[What you are asked to do] Filter the records for lines holding the string "functie".

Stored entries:

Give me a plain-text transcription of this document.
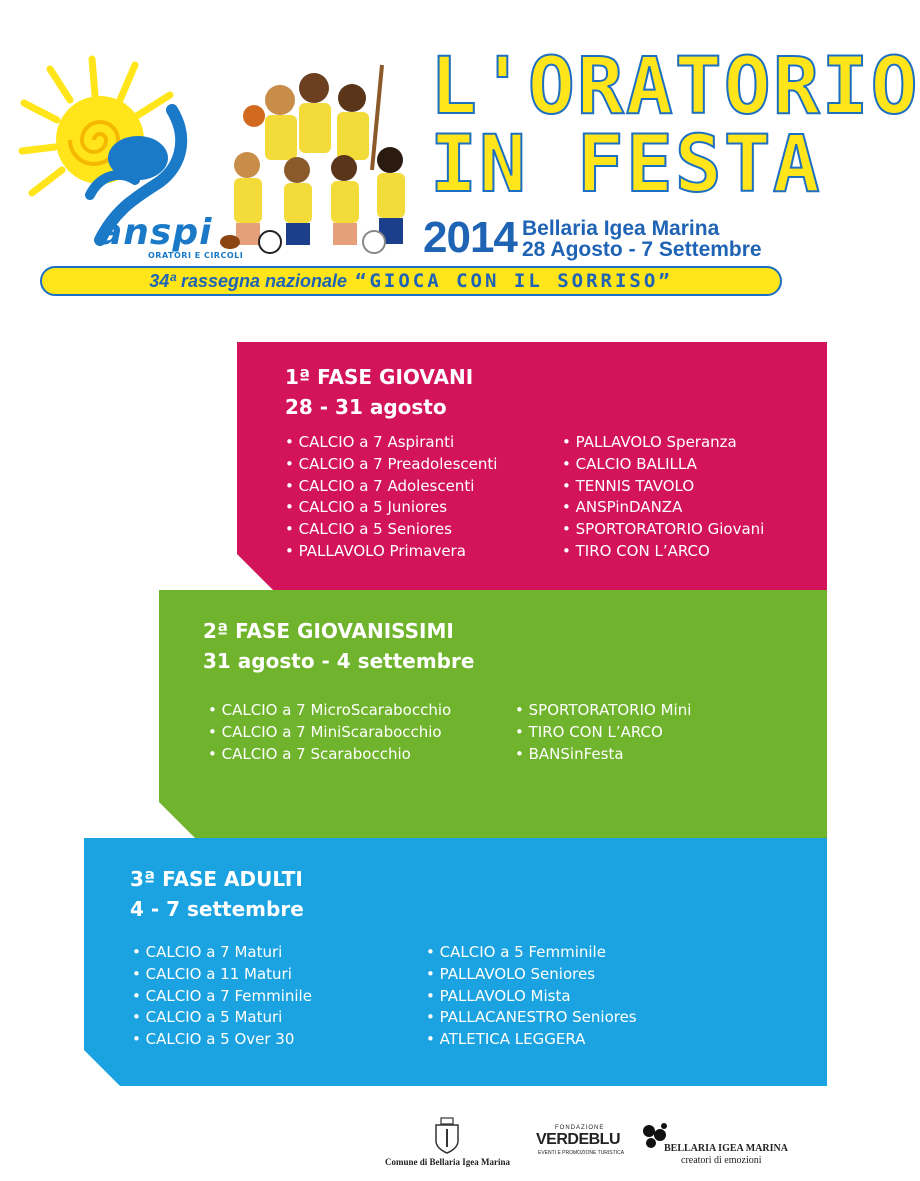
anspi
ORATORI E CIRCOLI
L'ORATORIO
IN FESTA
2014 Bellaria Igea Marina
28 Agosto - 7 Settembre
34ª rassegna nazionale “GIOCA CON IL SORRISO”
1ª FASE GIOVANI
28 - 31 agosto
• CALCIO a 7 Aspiranti
• CALCIO a 7 Preadolescenti
• CALCIO a 7 Adolescenti
• CALCIO a 5 Juniores
• CALCIO a 5 Seniores
• PALLAVOLO Primavera
• PALLAVOLO Speranza
• CALCIO BALILLA
• TENNIS TAVOLO
• ANSPinDANZA
• SPORTORATORIO Giovani
• TIRO CON L’ARCO
2ª FASE GIOVANISSIMI
31 agosto - 4 settembre
• CALCIO a 7 MicroScarabocchio
• CALCIO a 7 MiniScarabocchio
• CALCIO a 7 Scarabocchio
• SPORTORATORIO Mini
• TIRO CON L’ARCO
• BANSinFesta
3ª FASE ADULTI
4 - 7 settembre
• CALCIO a 7 Maturi
• CALCIO a 11 Maturi
• CALCIO a 7 Femminile
• CALCIO a 5 Maturi
• CALCIO a 5 Over 30
• CALCIO a 5 Femminile
• PALLAVOLO Seniores
• PALLAVOLO Mista
• PALLACANESTRO Seniores
• ATLETICA LEGGERA
Comune di Bellaria Igea Marina
FONDAZIONE
VERDEBLU
EVENTI E PROMOZIONE TURISTICA	BELLARIA IGEA MARINA
creatori di emozioni
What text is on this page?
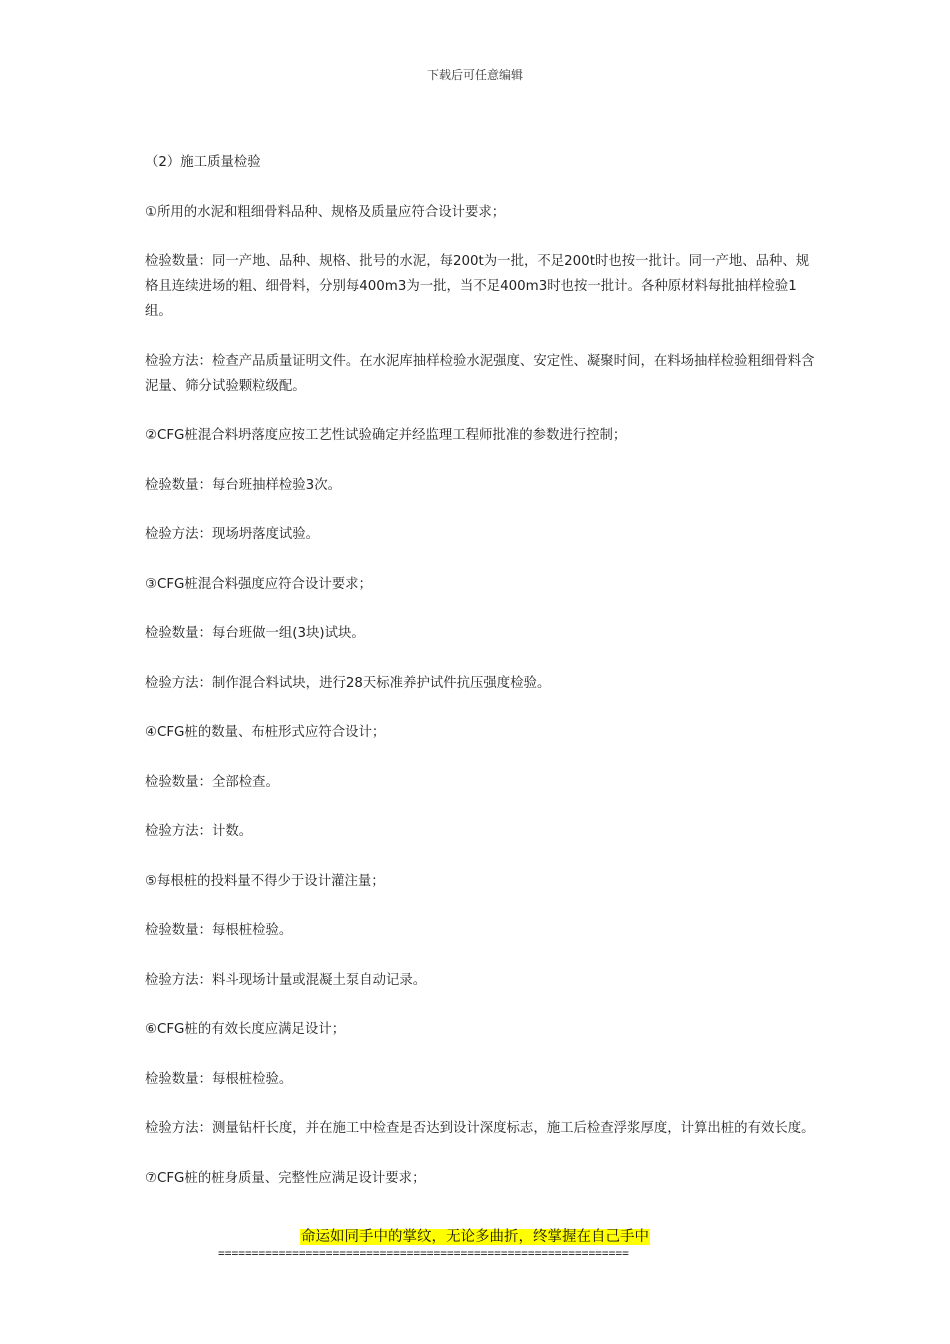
下载后可任意编辑

（2）施工质量检验

①所用的水泥和粗细骨料品种、规格及质量应符合设计要求；

检验数量：同一产地、品种、规格、批号的水泥，每200t为一批，不足200t时也按一批计。同一产地、品种、规格且连续进场的粗、细骨料，分别每400m3为一批，当不足400m3时也按一批计。各种原材料每批抽样检验1组。

检验方法：检查产品质量证明文件。在水泥库抽样检验水泥强度、安定性、凝聚时间，在料场抽样检验粗细骨料含泥量、筛分试验颗粒级配。

②CFG桩混合料坍落度应按工艺性试验确定并经监理工程师批准的参数进行控制；

检验数量：每台班抽样检验3次。

检验方法：现场坍落度试验。

③CFG桩混合料强度应符合设计要求；

检验数量：每台班做一组(3块)试块。

检验方法：制作混合料试块，进行28天标准养护试件抗压强度检验。

④CFG桩的数量、布桩形式应符合设计；

检验数量：全部检查。

检验方法：计数。

⑤每根桩的投料量不得少于设计灌注量；

检验数量：每根桩检验。

检验方法：料斗现场计量或混凝土泵自动记录。

⑥CFG桩的有效长度应满足设计；

检验数量：每根桩检验。

检验方法：测量钻杆长度，并在施工中检查是否达到设计深度标志，施工后检查浮浆厚度，计算出桩的有效长度。

⑦CFG桩的桩身质量、完整性应满足设计要求；

命运如同手中的掌纹，无论多曲折，终掌握在自己手中
=============================================================
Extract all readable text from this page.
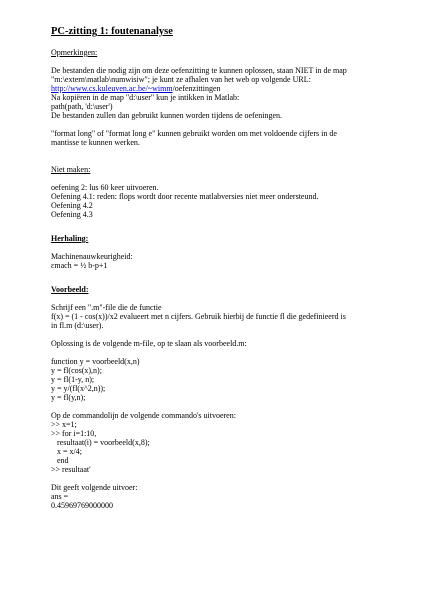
PC-zitting 1: foutenanalyse
Opmerkingen:
De bestanden die nodig zijn om deze oefenzitting te kunnen oplossen, staan NIET in de map
"m:\extern\matlab\numwisiw"; je kunt ze afhalen van het web op volgende URL:
http://www.cs.kuleuven.ac.be/~wimm/oefenzittingen
Na kopiëren in de map "d:\user" kun je intikken in Matlab:
path(path, 'd:\user')
De bestanden zullen dan gebruikt kunnen worden tijdens de oefeningen.
"format long" of "format long e" kunnen gebruikt worden om met voldoende cijfers in de
mantisse te kunnen werken.
Niet maken:
oefening 2: lus 60 keer uitvoeren.
Oefening 4.1: reden: flops wordt door recente matlabversies niet meer ondersteund.
Oefening 4.2
Oefening 4.3
Herhaling:
Machinenauwkeurigheid:
εmach = ½ b-p+1
Voorbeeld:
Schrijf een ".m"-file die de functie
f(x) = (1 - cos(x))/x2 evalueert met n cijfers. Gebruik hierbij de functie fl die gedefinieerd is
in fl.m (d:\user).
Oplossing is de volgende m-file, op te slaan als voorbeeld.m:
function y = voorbeeld(x,n)
y = fl(cos(x),n);
y = fl(1-y, n);
y = y/(fl(x^2,n));
y = fl(y,n);
Op de commandolijn de volgende commando's uitvoeren:
>> x=1;
>> for i=1:10,
resultaat(i) = voorbeeld(x,8);
x = x/4;
end
>> resultaat'
Dit geeft volgende uitvoer:
ans =
0.45969769000000
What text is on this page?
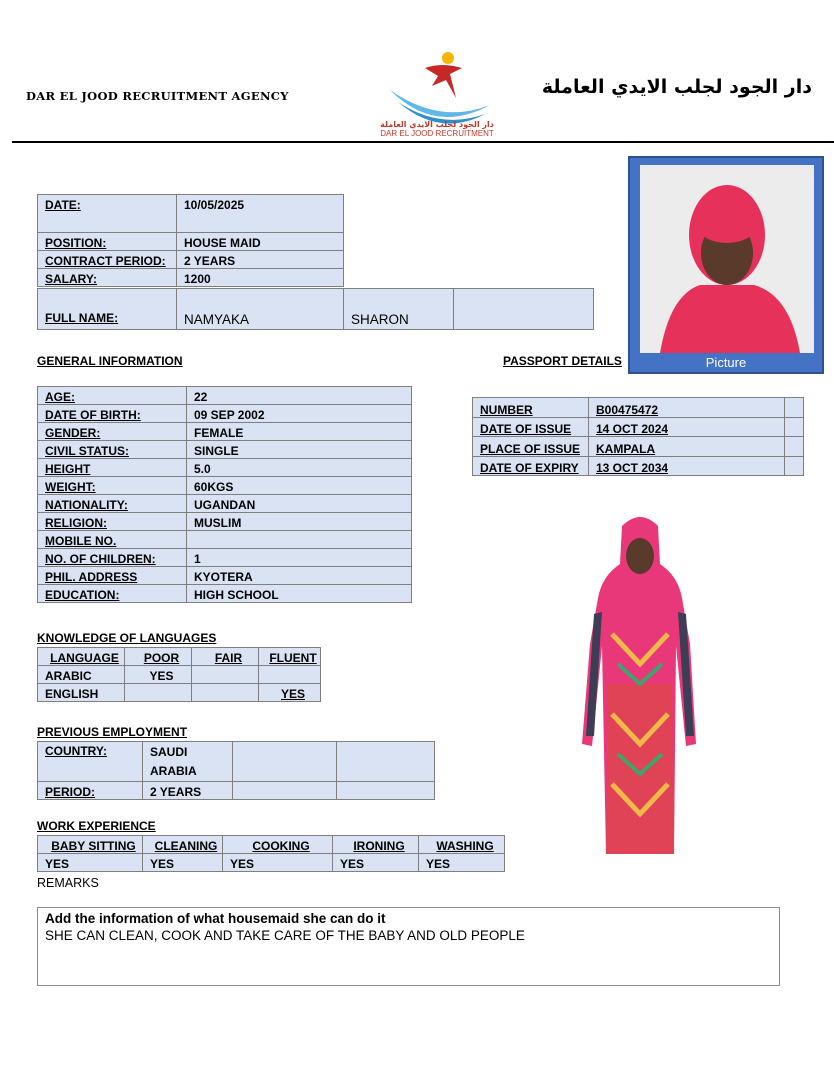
DAR EL JOOD RECRUITMENT AGENCY	دار الجود لجلب الايدي العاملة
دار الجود لجلب الايدي العاملة
DAR EL JOOD RECRUITMENT
DATE:	10/05/2025
POSITION:	HOUSE MAID
CONTRACT PERIOD:	2 YEARS
SALARY:	1200
FULL NAME:	NAMYAKA	SHARON	
Picture
GENERAL INFORMATION
AGE:	22
DATE OF BIRTH:	09 SEP 2002
GENDER:	FEMALE
CIVIL STATUS:	SINGLE
HEIGHT	5.0
WEIGHT:	60KGS
NATIONALITY:	UGANDAN
RELIGION:	MUSLIM
MOBILE NO.	
NO. OF CHILDREN:	1
PHIL. ADDRESS	KYOTERA
EDUCATION:	HIGH SCHOOL
PASSPORT DETAILS
NUMBER	B00475472	
DATE OF ISSUE	14 OCT 2024	
PLACE OF ISSUE	KAMPALA	
DATE OF EXPIRY	13 OCT 2034	
KNOWLEDGE OF LANGUAGES
LANGUAGE	POOR	FAIR	FLUENT
ARABIC	YES		
ENGLISH			YES
PREVIOUS EMPLOYMENT
COUNTRY:	SAUDI ARABIA		
PERIOD:	2 YEARS		
WORK EXPERIENCE
BABY SITTING	CLEANING	COOKING	IRONING	WASHING
YES	YES	YES	YES	YES
REMARKS
Add the information of what housemaid she can do it
SHE CAN CLEAN, COOK AND TAKE CARE OF THE BABY AND OLD PEOPLE
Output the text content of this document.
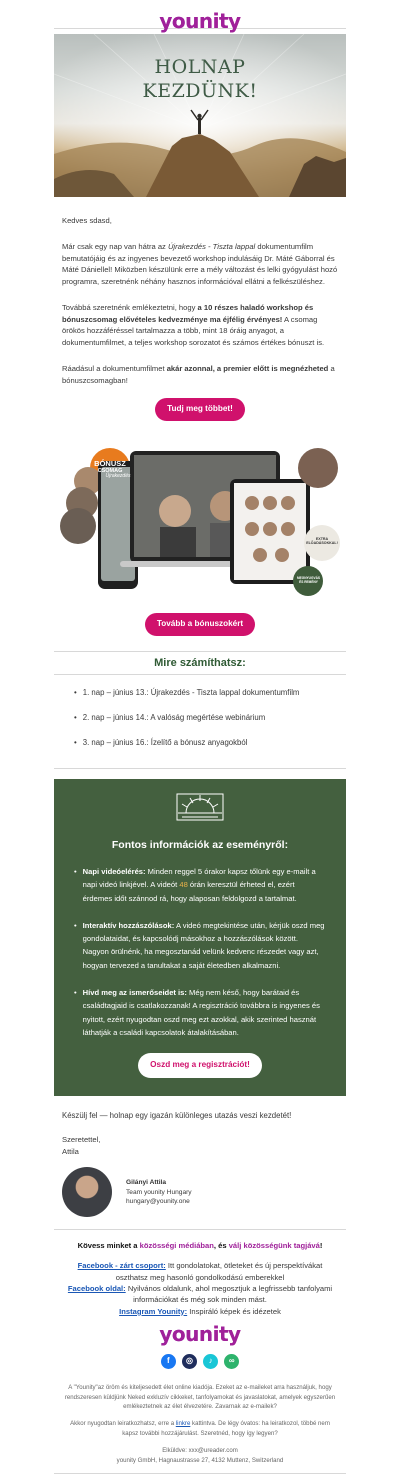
younity
HOLNAP
KEZDÜNK!

Kedves sdasd,

Már csak egy nap van hátra az Újrakezdés - Tiszta lappal dokumentumfilm bemutatójáig és az ingyenes bevezető workshop indulásáig Dr. Máté Gáborral és Máté Dániellel! Miközben készülünk erre a mély változást és lelki gyógyulást hozó programra, szeretnénk néhány hasznos információval ellátni a felkészüléshez.

Továbbá szeretnénk emlékeztetni, hogy a 10 részes haladó workshop és bónuszcsomag elővételes kedvezménye ma éjfélig érvényes! A csomag örökös hozzáféréssel tartalmazza a több, mint 18 óráig anyagot, a dokumentumfilmet, a teljes workshop sorozatot és számos értékes bónuszt is.

Ráadásul a dokumentumfilmet akár azonnal, a premier előtt is megnézheted a bónuszcsomagban!

Tudj meg többet!
BÓNUSZ
CSOMAG
Újrakezdés
EXTRA ELŐADÁSOKKAL!
MEGNYUGVÁS ÉS REMÉNY
Tovább a bónuszokért
Mire számíthatsz:
• 1. nap – június 13.: Újrakezdés - Tiszta lappal dokumentumfilm
• 2. nap – június 14.: A valóság megértése webinárium
• 3. nap – június 16.: Ízelítő a bónusz anyagokból
Fontos információk az eseményről:
• Napi videóelérés: Minden reggel 5 órakor kapsz tőlünk egy e-mailt a napi videó linkjével. A videót 48 órán keresztül érheted el, ezért érdemes időt szánnod rá, hogy alaposan feldolgozd a tartalmat.
• Interaktív hozzászólások: A videó megtekintése után, kérjük oszd meg gondolataidat, és kapcsolódj másokhoz a hozzászólások között. Nagyon örülnénk, ha megosztanád velünk kedvenc részedet vagy azt, hogyan tervezed a tanultakat a saját életedben alkalmazni.
• Hívd meg az ismerőseidet is: Még nem késő, hogy barátaid és családtagjaid is csatlakozzanak! A regisztráció továbbra is ingyenes és nyitott, ezért nyugodtan oszd meg ezt azokkal, akik szerinted hasznát láthatják a családi kapcsolatok átalakításában.
Oszd meg a regisztrációt!

Készülj fel — holnap egy igazán különleges utazás veszi kezdetét!

Szeretettel,

Attila

Gilányi Attila
Team younity Hungary
hungary@younity.one
Kövess minket a közösségi médiában, és válj közösségünk tagjává!
Facebook - zárt csoport: Itt gondolatokat, ötleteket és új perspektívákat oszthatsz meg hasonló gondolkodású emberekkel
Facebook oldal: Nyilvános oldalunk, ahol megosztjuk a legfrissebb tanfolyami információkat és még sok minden mást.
Instagram Younity: Inspiráló képek és idézetek
younity
f ◎ ♪ ∞

A "Younity"az öröm és kiteljesedett élet online kiadója. Ezeket az e-maileket arra használjuk, hogy rendszeresen küldjünk Neked exkluzív cikkeket, tanfolyamokat és javaslatokat, amelyek egyszerűen emlékeztetnek az élet élvezetére. Zavarnak az e-mailek?

Akkor nyugodtan leiratkozhatsz, erre a linkre kattintva. De légy óvatos: ha leiratkozol, többé nem kapsz további hozzájárulást. Szeretnéd, hogy így legyen?

Elküldve: xxx@ureader.com

younity GmbH, Hagnaustrasse 27, 4132 Muttenz, Switzerland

[Solution]
Schrijf een ".m"-file die de functie
f(x) = (1 - cos(x))/x2 evalueert met n cijfers. Gebruik hierbij de functie fl die gedefinieerd is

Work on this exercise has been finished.